## start Provided material

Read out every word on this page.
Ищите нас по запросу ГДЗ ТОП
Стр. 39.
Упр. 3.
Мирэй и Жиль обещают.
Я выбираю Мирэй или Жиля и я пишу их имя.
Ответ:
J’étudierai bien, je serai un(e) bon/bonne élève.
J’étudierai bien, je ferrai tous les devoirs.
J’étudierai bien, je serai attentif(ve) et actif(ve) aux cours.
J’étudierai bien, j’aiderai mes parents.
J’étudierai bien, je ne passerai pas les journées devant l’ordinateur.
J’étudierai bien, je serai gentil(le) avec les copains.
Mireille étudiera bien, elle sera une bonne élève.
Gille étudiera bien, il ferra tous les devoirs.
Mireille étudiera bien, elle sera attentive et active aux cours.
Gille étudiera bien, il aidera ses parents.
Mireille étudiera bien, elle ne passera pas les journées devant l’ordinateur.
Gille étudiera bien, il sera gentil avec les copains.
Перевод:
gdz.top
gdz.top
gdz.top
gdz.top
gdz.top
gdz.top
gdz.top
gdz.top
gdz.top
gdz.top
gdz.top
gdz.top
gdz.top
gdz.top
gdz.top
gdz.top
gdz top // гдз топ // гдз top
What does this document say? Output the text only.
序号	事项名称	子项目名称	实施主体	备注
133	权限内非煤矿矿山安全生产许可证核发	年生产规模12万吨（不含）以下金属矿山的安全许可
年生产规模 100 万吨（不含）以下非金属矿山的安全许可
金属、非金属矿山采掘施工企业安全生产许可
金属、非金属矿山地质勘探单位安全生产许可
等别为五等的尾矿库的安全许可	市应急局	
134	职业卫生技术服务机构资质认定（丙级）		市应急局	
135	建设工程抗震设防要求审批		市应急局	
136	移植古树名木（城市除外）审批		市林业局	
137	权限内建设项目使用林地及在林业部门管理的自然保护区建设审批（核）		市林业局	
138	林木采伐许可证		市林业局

## end Provided material

**Exercise details:** Return the lines above, from the one containing "What does this" to the end, exactly as they stand.

**The completed task:**
What does this document say? Output the text only.
序号	事项名称	子项目名称	实施主体	备注
133	权限内非煤矿矿山安全生产许可证核发	年生产规模12万吨（不含）以下金属矿山的安全许可
年生产规模 100 万吨（不含）以下非金属矿山的安全许可
金属、非金属矿山采掘施工企业安全生产许可
金属、非金属矿山地质勘探单位安全生产许可
等别为五等的尾矿库的安全许可	市应急局	
134	职业卫生技术服务机构资质认定（丙级）		市应急局	
135	建设工程抗震设防要求审批		市应急局	
136	移植古树名木（城市除外）审批		市林业局	
137	权限内建设项目使用林地及在林业部门管理的自然保护区建设审批（核）		市林业局	
138	林木采伐许可证		市林业局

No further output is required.